(Entries with figure data)
+===+

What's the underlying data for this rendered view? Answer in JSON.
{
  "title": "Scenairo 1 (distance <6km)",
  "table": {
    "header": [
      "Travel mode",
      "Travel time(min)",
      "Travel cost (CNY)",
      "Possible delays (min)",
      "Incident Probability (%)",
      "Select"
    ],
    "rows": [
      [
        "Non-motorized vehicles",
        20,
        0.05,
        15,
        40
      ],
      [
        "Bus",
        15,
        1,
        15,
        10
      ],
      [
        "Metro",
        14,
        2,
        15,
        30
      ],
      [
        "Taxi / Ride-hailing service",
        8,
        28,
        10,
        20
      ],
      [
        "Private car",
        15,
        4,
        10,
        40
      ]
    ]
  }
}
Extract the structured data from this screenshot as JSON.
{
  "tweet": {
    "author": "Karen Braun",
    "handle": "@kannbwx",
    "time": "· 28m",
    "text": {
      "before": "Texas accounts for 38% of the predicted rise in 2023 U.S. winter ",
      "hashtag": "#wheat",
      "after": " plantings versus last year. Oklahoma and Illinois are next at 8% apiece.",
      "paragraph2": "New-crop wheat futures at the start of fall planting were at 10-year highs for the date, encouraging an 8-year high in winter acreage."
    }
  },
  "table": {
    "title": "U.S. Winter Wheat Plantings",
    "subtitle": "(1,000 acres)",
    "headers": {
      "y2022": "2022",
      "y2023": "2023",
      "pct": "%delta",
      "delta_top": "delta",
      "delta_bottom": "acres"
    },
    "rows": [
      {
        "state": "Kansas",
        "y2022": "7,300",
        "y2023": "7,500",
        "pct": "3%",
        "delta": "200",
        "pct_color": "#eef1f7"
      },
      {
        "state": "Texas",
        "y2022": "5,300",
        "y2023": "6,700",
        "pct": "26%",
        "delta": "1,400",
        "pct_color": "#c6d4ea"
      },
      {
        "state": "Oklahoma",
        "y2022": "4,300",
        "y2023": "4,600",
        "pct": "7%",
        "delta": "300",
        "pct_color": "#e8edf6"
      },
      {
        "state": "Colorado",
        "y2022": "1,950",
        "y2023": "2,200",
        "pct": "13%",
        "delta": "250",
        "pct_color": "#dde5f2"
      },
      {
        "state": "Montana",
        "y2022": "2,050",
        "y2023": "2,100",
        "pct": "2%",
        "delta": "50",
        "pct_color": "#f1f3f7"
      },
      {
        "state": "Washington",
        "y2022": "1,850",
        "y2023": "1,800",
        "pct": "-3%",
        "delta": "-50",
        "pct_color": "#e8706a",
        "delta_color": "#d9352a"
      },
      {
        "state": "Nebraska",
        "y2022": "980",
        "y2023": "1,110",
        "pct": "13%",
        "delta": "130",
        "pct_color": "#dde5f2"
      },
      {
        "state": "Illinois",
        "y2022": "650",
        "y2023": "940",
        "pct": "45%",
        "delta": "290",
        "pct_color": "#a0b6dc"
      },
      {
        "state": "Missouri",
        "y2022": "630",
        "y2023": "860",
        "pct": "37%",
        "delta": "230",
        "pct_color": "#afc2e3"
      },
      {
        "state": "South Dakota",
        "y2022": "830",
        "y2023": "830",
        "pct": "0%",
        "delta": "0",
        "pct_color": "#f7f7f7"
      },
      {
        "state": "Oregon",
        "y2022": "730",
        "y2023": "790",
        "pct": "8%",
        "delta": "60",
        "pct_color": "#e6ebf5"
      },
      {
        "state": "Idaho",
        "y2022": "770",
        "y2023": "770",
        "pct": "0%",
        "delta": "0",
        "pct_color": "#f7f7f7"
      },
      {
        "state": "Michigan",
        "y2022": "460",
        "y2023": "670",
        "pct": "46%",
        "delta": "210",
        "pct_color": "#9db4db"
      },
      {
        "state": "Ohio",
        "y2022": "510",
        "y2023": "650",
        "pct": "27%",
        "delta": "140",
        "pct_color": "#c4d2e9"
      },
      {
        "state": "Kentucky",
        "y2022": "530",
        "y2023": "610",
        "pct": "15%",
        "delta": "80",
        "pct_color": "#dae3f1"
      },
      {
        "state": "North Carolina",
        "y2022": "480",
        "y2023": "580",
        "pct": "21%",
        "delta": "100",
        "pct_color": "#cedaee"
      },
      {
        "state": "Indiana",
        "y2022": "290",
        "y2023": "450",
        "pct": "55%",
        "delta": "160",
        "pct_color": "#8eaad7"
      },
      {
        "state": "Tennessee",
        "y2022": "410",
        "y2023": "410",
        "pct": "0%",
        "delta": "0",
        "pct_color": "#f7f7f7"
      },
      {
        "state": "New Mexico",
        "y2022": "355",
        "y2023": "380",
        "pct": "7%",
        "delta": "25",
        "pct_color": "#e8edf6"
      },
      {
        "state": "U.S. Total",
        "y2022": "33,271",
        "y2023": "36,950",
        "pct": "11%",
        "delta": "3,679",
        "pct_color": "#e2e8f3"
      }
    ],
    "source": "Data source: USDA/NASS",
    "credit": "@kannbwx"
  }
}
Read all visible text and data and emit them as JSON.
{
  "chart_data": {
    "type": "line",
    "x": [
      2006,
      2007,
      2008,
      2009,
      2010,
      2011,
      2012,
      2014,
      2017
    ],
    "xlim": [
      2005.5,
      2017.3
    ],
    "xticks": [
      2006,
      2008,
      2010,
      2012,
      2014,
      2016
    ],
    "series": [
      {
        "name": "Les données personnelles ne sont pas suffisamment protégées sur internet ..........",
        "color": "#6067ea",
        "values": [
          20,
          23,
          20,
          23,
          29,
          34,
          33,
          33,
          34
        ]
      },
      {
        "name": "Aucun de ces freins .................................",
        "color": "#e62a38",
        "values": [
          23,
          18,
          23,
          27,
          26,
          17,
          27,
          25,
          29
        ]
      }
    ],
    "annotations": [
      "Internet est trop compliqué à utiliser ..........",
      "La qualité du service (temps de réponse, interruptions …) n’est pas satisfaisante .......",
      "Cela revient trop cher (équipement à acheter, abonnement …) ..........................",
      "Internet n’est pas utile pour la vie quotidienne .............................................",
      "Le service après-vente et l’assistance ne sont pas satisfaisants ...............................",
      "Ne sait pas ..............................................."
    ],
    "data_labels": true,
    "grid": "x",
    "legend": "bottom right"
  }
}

+===+

§ **Aim of the task**: Would you quote, exactly and only, the lines from the one containing "Read all visible" to the end of the entries?

§ **Solution for this task**:
Read all visible text and data and emit them as JSON.
{
  "chart_data": {
    "type": "line",
    "x": [
      2006,
      2007,
      2008,
      2009,
      2010,
      2011,
      2012,
      2014,
      2017
    ],
    "xlim": [
      2005.5,
      2017.3
    ],
    "xticks": [
      2006,
      2008,
      2010,
      2012,
      2014,
      2016
    ],
    "series": [
      {
        "name": "Les données personnelles ne sont pas suffisamment protégées sur internet ..........",
        "color": "#6067ea",
        "values": [
          20,
          23,
          20,
          23,
          29,
          34,
          33,
          33,
          34
        ]
      },
      {
        "name": "Aucun de ces freins .................................",
        "color": "#e62a38",
        "values": [
          23,
          18,
          23,
          27,
          26,
          17,
          27,
          25,
          29
        ]
      }
    ],
    "annotations": [
      "Internet est trop compliqué à utiliser ..........",
      "La qualité du service (temps de réponse, interruptions …) n’est pas satisfaisante .......",
      "Cela revient trop cher (équipement à acheter, abonnement …) ..........................",
      "Internet n’est pas utile pour la vie quotidienne .............................................",
      "Le service après-vente et l’assistance ne sont pas satisfaisants ...............................",
      "Ne sait pas ..............................................."
    ],
    "data_labels": true,
    "grid": "x",
    "legend": "bottom right"
  }
}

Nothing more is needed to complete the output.